Your objective: All of the material below is to be restated word for word, apart from the pictures.

Data listing:
———

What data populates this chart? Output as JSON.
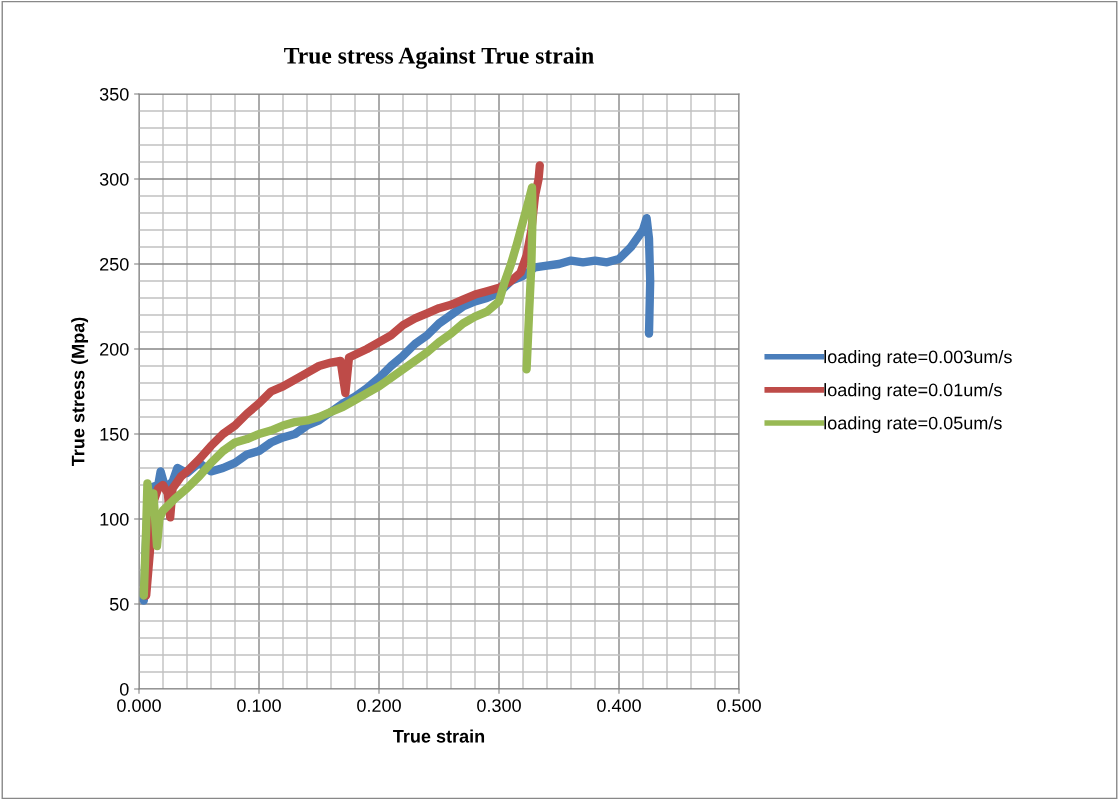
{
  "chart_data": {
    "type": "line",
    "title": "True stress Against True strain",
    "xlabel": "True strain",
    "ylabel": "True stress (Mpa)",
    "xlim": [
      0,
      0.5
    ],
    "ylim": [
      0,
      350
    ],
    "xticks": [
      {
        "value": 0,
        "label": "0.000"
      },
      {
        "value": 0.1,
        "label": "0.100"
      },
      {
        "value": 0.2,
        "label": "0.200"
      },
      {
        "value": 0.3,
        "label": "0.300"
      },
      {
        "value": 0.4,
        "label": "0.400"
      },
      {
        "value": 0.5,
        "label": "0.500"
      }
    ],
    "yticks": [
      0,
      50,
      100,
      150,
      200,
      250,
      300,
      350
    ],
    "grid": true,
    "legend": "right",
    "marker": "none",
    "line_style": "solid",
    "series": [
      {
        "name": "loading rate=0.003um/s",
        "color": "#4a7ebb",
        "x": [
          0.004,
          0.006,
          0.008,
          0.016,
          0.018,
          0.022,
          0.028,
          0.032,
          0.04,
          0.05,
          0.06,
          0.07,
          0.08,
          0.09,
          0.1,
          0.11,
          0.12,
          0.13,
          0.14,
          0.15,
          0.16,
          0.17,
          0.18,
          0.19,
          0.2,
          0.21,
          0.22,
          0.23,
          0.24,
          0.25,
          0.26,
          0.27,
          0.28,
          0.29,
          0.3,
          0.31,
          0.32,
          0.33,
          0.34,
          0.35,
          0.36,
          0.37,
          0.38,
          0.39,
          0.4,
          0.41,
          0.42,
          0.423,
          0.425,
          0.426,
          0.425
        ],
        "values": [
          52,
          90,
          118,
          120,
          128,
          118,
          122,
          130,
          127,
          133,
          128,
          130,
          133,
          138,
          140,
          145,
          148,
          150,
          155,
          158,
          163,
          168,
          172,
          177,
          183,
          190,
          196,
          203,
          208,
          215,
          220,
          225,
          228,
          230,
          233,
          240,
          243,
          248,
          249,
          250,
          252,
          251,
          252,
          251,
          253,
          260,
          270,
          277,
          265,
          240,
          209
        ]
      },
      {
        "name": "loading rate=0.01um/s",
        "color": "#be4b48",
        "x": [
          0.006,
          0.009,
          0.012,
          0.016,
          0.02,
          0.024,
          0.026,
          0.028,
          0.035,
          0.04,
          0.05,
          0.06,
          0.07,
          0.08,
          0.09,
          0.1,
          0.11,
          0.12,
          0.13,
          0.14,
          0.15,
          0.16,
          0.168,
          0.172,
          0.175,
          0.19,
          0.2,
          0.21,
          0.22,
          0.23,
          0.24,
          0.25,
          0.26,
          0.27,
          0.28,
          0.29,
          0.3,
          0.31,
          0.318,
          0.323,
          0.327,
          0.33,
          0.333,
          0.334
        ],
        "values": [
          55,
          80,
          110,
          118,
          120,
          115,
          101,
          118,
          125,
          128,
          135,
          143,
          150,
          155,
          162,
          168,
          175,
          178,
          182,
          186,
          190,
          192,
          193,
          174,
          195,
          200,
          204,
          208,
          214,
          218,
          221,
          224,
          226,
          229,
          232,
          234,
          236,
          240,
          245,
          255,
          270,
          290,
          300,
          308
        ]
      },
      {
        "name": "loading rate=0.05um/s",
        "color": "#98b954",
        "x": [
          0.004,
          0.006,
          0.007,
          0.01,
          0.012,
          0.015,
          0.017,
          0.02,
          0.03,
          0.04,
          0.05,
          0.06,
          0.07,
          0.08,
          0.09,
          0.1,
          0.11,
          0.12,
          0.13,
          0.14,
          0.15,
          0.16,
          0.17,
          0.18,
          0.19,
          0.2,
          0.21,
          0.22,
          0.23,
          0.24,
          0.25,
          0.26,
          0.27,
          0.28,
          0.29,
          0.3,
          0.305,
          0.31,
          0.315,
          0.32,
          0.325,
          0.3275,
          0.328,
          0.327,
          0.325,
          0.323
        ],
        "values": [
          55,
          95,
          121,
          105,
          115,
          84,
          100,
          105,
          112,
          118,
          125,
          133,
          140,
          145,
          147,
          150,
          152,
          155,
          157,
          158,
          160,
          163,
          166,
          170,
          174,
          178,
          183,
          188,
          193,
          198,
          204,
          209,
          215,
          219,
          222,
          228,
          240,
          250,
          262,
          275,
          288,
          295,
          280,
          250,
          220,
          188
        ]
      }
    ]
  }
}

———

Exercise result:
What data populates this chart? Output as JSON.
{
  "chart_data": {
    "type": "line",
    "title": "True stress Against True strain",
    "xlabel": "True strain",
    "ylabel": "True stress (Mpa)",
    "xlim": [
      0,
      0.5
    ],
    "ylim": [
      0,
      350
    ],
    "xticks": [
      {
        "value": 0,
        "label": "0.000"
      },
      {
        "value": 0.1,
        "label": "0.100"
      },
      {
        "value": 0.2,
        "label": "0.200"
      },
      {
        "value": 0.3,
        "label": "0.300"
      },
      {
        "value": 0.4,
        "label": "0.400"
      },
      {
        "value": 0.5,
        "label": "0.500"
      }
    ],
    "yticks": [
      0,
      50,
      100,
      150,
      200,
      250,
      300,
      350
    ],
    "grid": true,
    "legend": "right",
    "marker": "none",
    "line_style": "solid",
    "series": [
      {
        "name": "loading rate=0.003um/s",
        "color": "#4a7ebb",
        "x": [
          0.004,
          0.006,
          0.008,
          0.016,
          0.018,
          0.022,
          0.028,
          0.032,
          0.04,
          0.05,
          0.06,
          0.07,
          0.08,
          0.09,
          0.1,
          0.11,
          0.12,
          0.13,
          0.14,
          0.15,
          0.16,
          0.17,
          0.18,
          0.19,
          0.2,
          0.21,
          0.22,
          0.23,
          0.24,
          0.25,
          0.26,
          0.27,
          0.28,
          0.29,
          0.3,
          0.31,
          0.32,
          0.33,
          0.34,
          0.35,
          0.36,
          0.37,
          0.38,
          0.39,
          0.4,
          0.41,
          0.42,
          0.423,
          0.425,
          0.426,
          0.425
        ],
        "values": [
          52,
          90,
          118,
          120,
          128,
          118,
          122,
          130,
          127,
          133,
          128,
          130,
          133,
          138,
          140,
          145,
          148,
          150,
          155,
          158,
          163,
          168,
          172,
          177,
          183,
          190,
          196,
          203,
          208,
          215,
          220,
          225,
          228,
          230,
          233,
          240,
          243,
          248,
          249,
          250,
          252,
          251,
          252,
          251,
          253,
          260,
          270,
          277,
          265,
          240,
          209
        ]
      },
      {
        "name": "loading rate=0.01um/s",
        "color": "#be4b48",
        "x": [
          0.006,
          0.009,
          0.012,
          0.016,
          0.02,
          0.024,
          0.026,
          0.028,
          0.035,
          0.04,
          0.05,
          0.06,
          0.07,
          0.08,
          0.09,
          0.1,
          0.11,
          0.12,
          0.13,
          0.14,
          0.15,
          0.16,
          0.168,
          0.172,
          0.175,
          0.19,
          0.2,
          0.21,
          0.22,
          0.23,
          0.24,
          0.25,
          0.26,
          0.27,
          0.28,
          0.29,
          0.3,
          0.31,
          0.318,
          0.323,
          0.327,
          0.33,
          0.333,
          0.334
        ],
        "values": [
          55,
          80,
          110,
          118,
          120,
          115,
          101,
          118,
          125,
          128,
          135,
          143,
          150,
          155,
          162,
          168,
          175,
          178,
          182,
          186,
          190,
          192,
          193,
          174,
          195,
          200,
          204,
          208,
          214,
          218,
          221,
          224,
          226,
          229,
          232,
          234,
          236,
          240,
          245,
          255,
          270,
          290,
          300,
          308
        ]
      },
      {
        "name": "loading rate=0.05um/s",
        "color": "#98b954",
        "x": [
          0.004,
          0.006,
          0.007,
          0.01,
          0.012,
          0.015,
          0.017,
          0.02,
          0.03,
          0.04,
          0.05,
          0.06,
          0.07,
          0.08,
          0.09,
          0.1,
          0.11,
          0.12,
          0.13,
          0.14,
          0.15,
          0.16,
          0.17,
          0.18,
          0.19,
          0.2,
          0.21,
          0.22,
          0.23,
          0.24,
          0.25,
          0.26,
          0.27,
          0.28,
          0.29,
          0.3,
          0.305,
          0.31,
          0.315,
          0.32,
          0.325,
          0.3275,
          0.328,
          0.327,
          0.325,
          0.323
        ],
        "values": [
          55,
          95,
          121,
          105,
          115,
          84,
          100,
          105,
          112,
          118,
          125,
          133,
          140,
          145,
          147,
          150,
          152,
          155,
          157,
          158,
          160,
          163,
          166,
          170,
          174,
          178,
          183,
          188,
          193,
          198,
          204,
          209,
          215,
          219,
          222,
          228,
          240,
          250,
          262,
          275,
          288,
          295,
          280,
          250,
          220,
          188
        ]
      }
    ]
  }
}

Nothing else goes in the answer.